Write out each record below exactly as it appears, with no pictures.
- - -
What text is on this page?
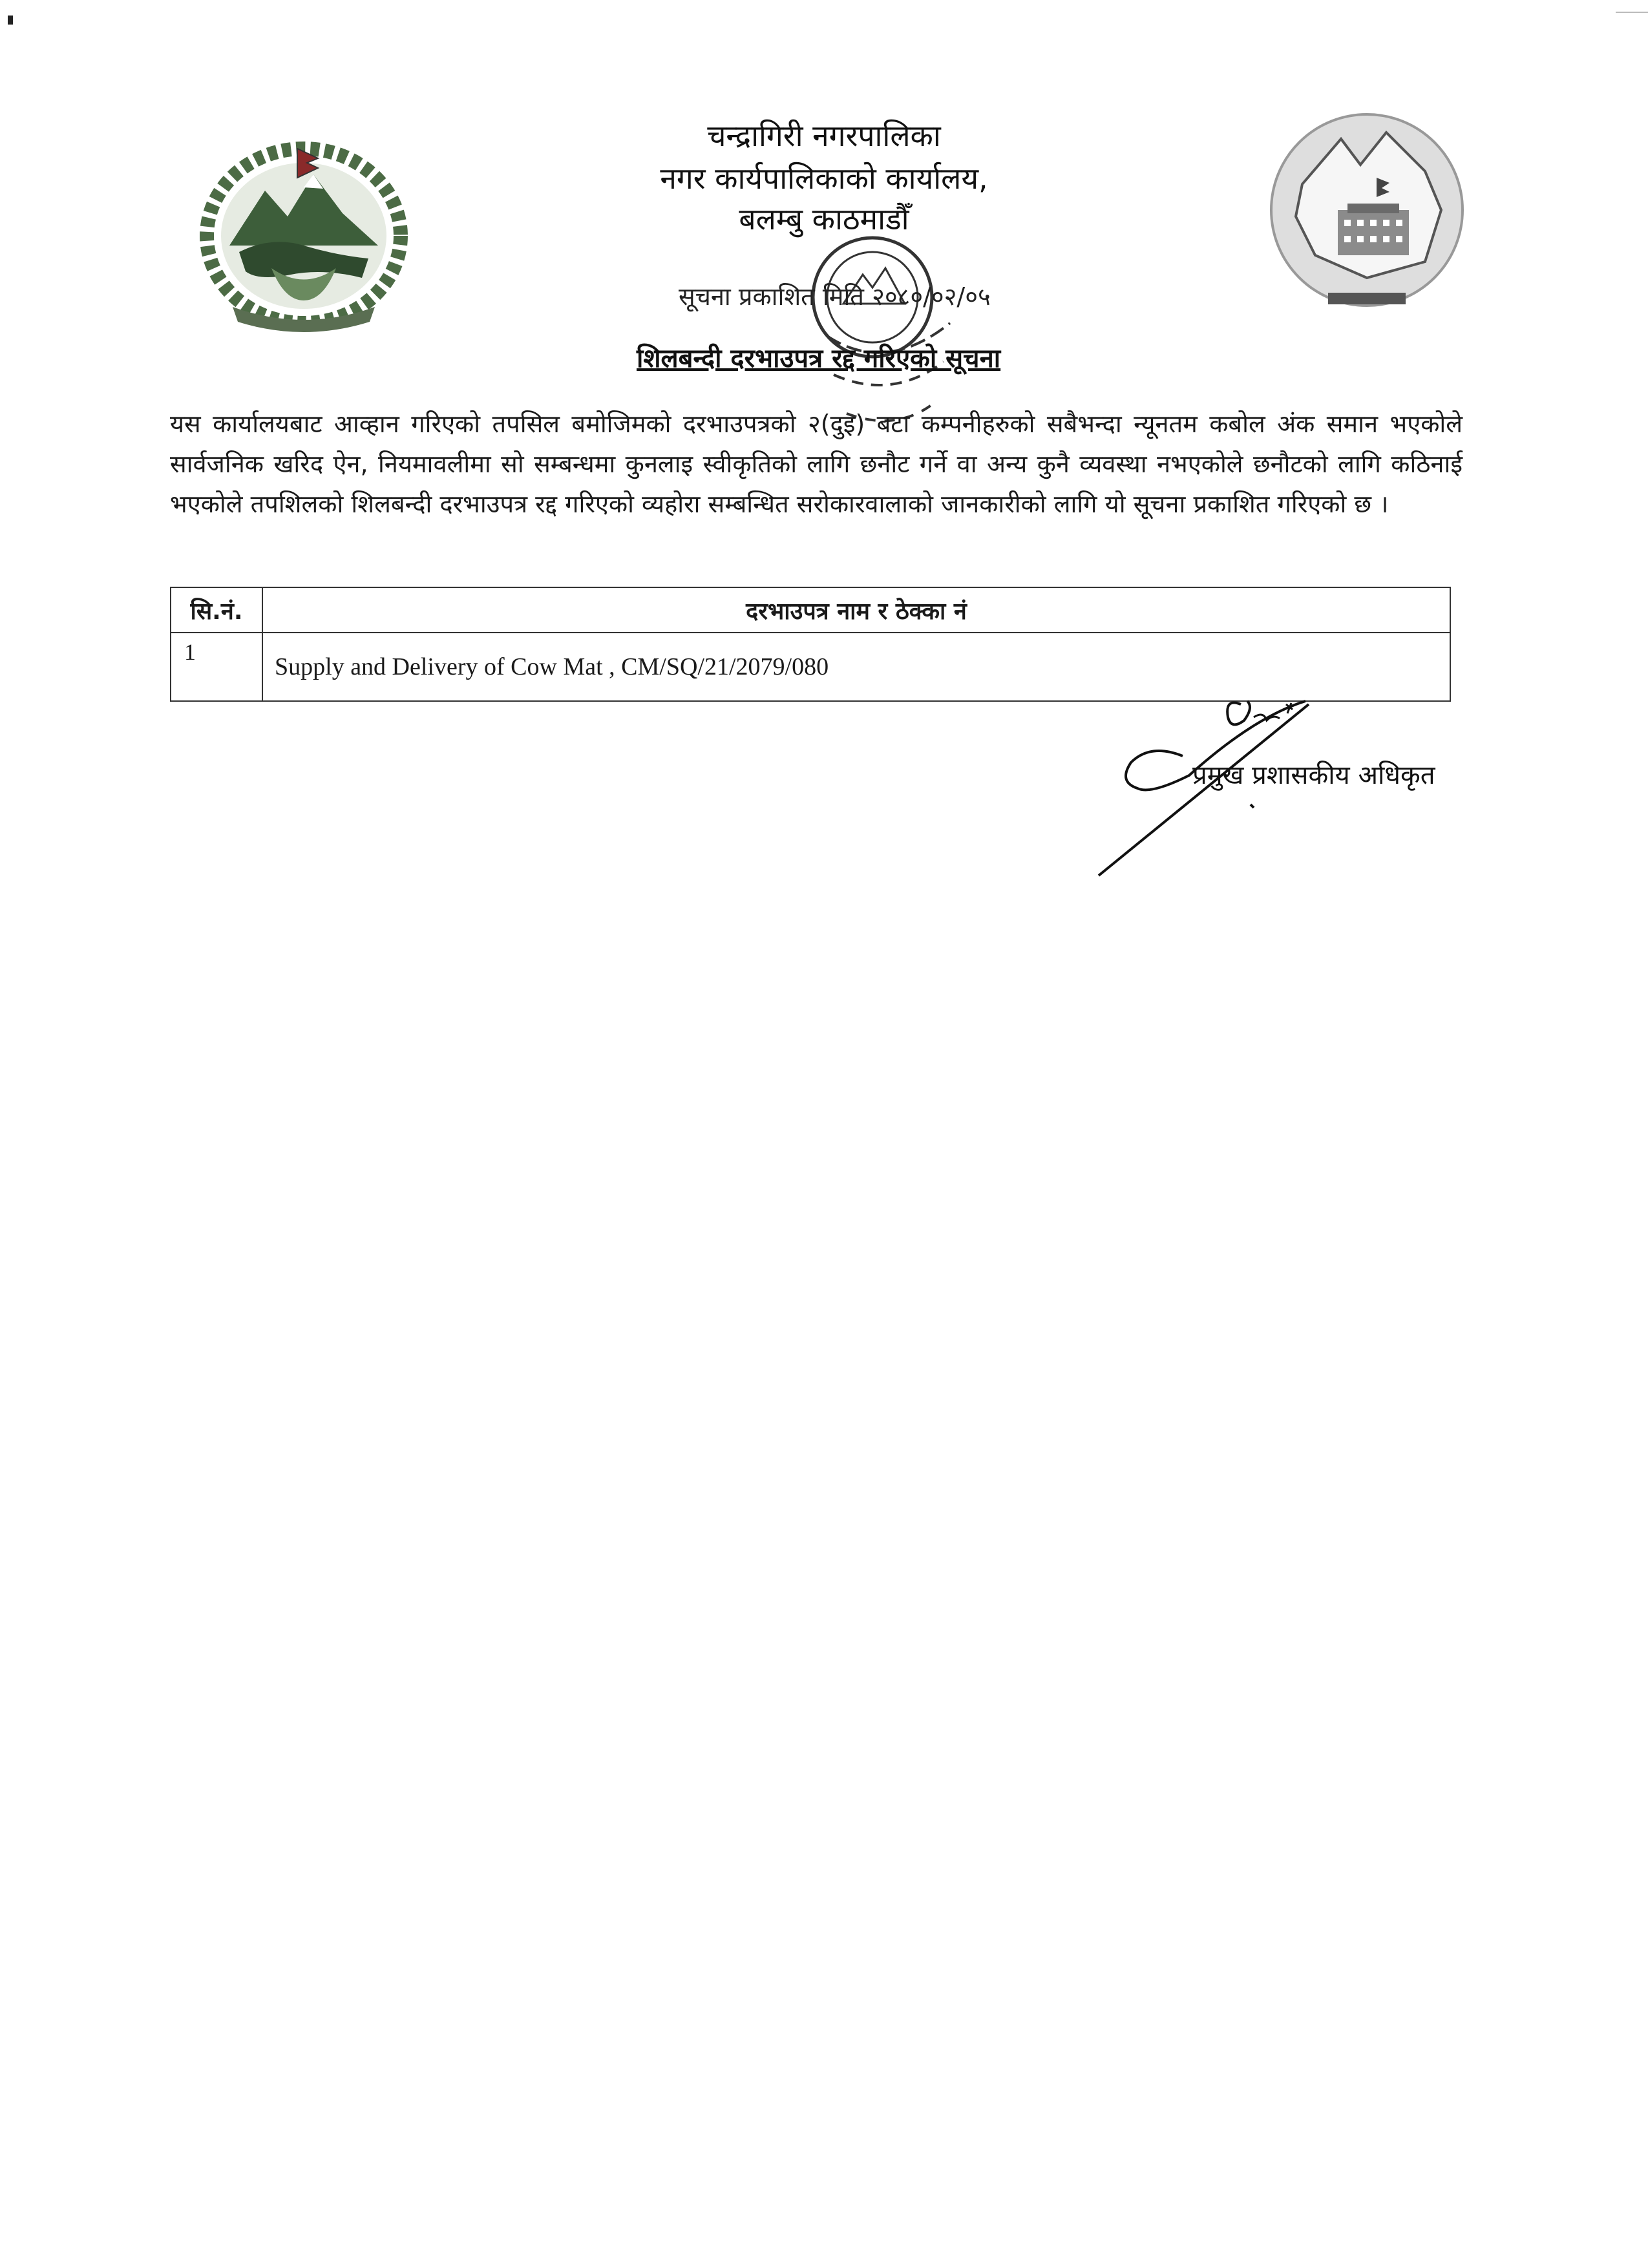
चन्द्रागिरी नगरपालिका
नगर कार्यपालिकाको कार्यालय,
बलम्बु काठमाडौँ
सूचना प्रकाशित मिति २०८०/०२/०५
शिलबन्दी दरभाउपत्र रद्द गरिएको सूचना
यस कार्यालयबाट आव्हान गरिएको तपसिल बमोजिमको दरभाउपत्रको २(दुइ) बटा कम्पनीहरुको सबैभन्दा न्यूनतम कबोल अंक समान भएकोले सार्वजनिक खरिद ऐन, नियमावलीमा सो सम्बन्धमा कुनलाइ स्वीकृतिको लागि छनौट गर्ने वा अन्य कुनै व्यवस्था नभएकोले छनौटको लागि कठिनाई भएकोले तपशिलको शिलबन्दी दरभाउपत्र रद्द गरिएको व्यहोरा सम्बन्धित सरोकारवालाको जानकारीको लागि यो सूचना प्रकाशित गरिएको छ ।
सि.नं.	दरभाउपत्र नाम र ठेक्का नं
1	Supply and Delivery of Cow Mat , CM/SQ/21/2079/080
प्रमुख प्रशासकीय अधिकृत
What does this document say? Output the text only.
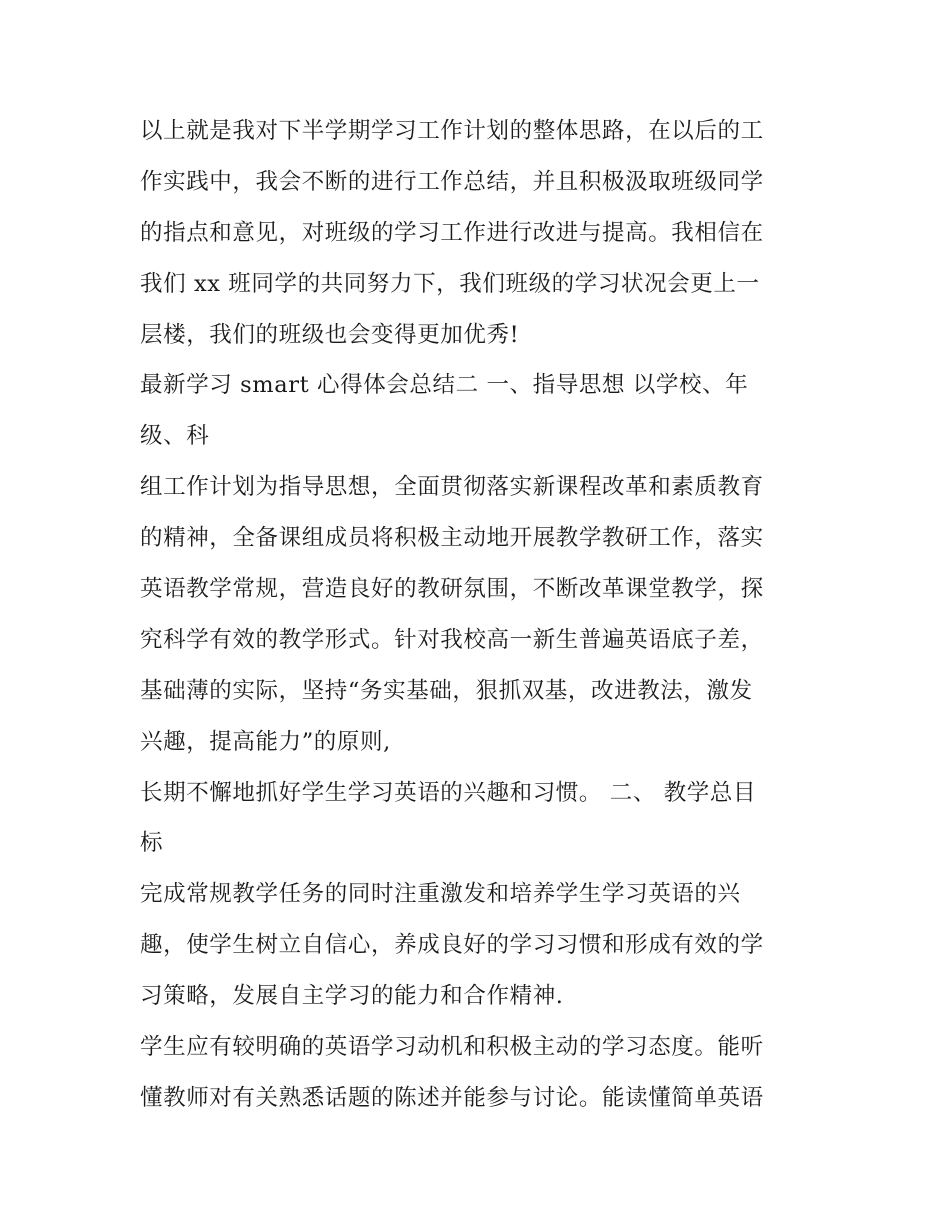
以上就是我对下半学期学习工作计划的整体思路，在以后的工
作实践中，我会不断的进行工作总结，并且积极汲取班级同学
的指点和意见，对班级的学习工作进行改进与提高。我相信在
我们 xx 班同学的共同努力下，我们班级的学习状况会更上一
层楼，我们的班级也会变得更加优秀!
最新学习 smart 心得体会总结二 一、指导思想 以学校、年
级、科
组工作计划为指导思想，全面贯彻落实新课程改革和素质教育
的精神，全备课组成员将积极主动地开展教学教研工作，落实
英语教学常规，营造良好的教研氛围，不断改革课堂教学，探
究科学有效的教学形式。针对我校高一新生普遍英语底子差，
基础薄的实际，坚持“务实基础，狠抓双基，改进教法，激发
兴趣，提高能力”的原则,
长期不懈地抓好学生学习英语的兴趣和习惯。 二、 教学总目
标
完成常规教学任务的同时注重激发和培养学生学习英语的兴
趣，使学生树立自信心，养成良好的学习习惯和形成有效的学
习策略，发展自主学习的能力和合作精神.
学生应有较明确的英语学习动机和积极主动的学习态度。能听
懂教师对有关熟悉话题的陈述并能参与讨论。能读懂简单英语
- - -
### RESULT OF THE TASK
What text is on this page?
चन्द्रागिरी नगरपालिका
नगर कार्यपालिकाको कार्यालय,
बलम्बु काठमाडौँ
सूचना प्रकाशित मिति २०८०/०२/०५
शिलबन्दी दरभाउपत्र रद्द गरिएको सूचना
यस कार्यालयबाट आव्हान गरिएको तपसिल बमोजिमको दरभाउपत्रको २(दुइ) बटा कम्पनीहरुको सबैभन्दा न्यूनतम कबोल अंक समान भएकोले सार्वजनिक खरिद ऐन, नियमावलीमा सो सम्बन्धमा कुनलाइ स्वीकृतिको लागि छनौट गर्ने वा अन्य कुनै व्यवस्था नभएकोले छनौटको लागि कठिनाई भएकोले तपशिलको शिलबन्दी दरभाउपत्र रद्द गरिएको व्यहोरा सम्बन्धित सरोकारवालाको जानकारीको लागि यो सूचना प्रकाशित गरिएको छ ।
सि.नं.	दरभाउपत्र नाम र ठेक्का नं
1	Supply and Delivery of Cow Mat , CM/SQ/21/2079/080
प्रमुख प्रशासकीय अधिकृत
What does this document say? Output the text only.
以上就是我对下半学期学习工作计划的整体思路，在以后的工
作实践中，我会不断的进行工作总结，并且积极汲取班级同学
的指点和意见，对班级的学习工作进行改进与提高。我相信在
我们 xx 班同学的共同努力下，我们班级的学习状况会更上一
层楼，我们的班级也会变得更加优秀!
最新学习 smart 心得体会总结二 一、指导思想 以学校、年
级、科
组工作计划为指导思想，全面贯彻落实新课程改革和素质教育
的精神，全备课组成员将积极主动地开展教学教研工作，落实
英语教学常规，营造良好的教研氛围，不断改革课堂教学，探
究科学有效的教学形式。针对我校高一新生普遍英语底子差，
基础薄的实际，坚持“务实基础，狠抓双基，改进教法，激发
兴趣，提高能力”的原则,
长期不懈地抓好学生学习英语的兴趣和习惯。 二、 教学总目
标
完成常规教学任务的同时注重激发和培养学生学习英语的兴
趣，使学生树立自信心，养成良好的学习习惯和形成有效的学
习策略，发展自主学习的能力和合作精神.
学生应有较明确的英语学习动机和积极主动的学习态度。能听
懂教师对有关熟悉话题的陈述并能参与讨论。能读懂简单英语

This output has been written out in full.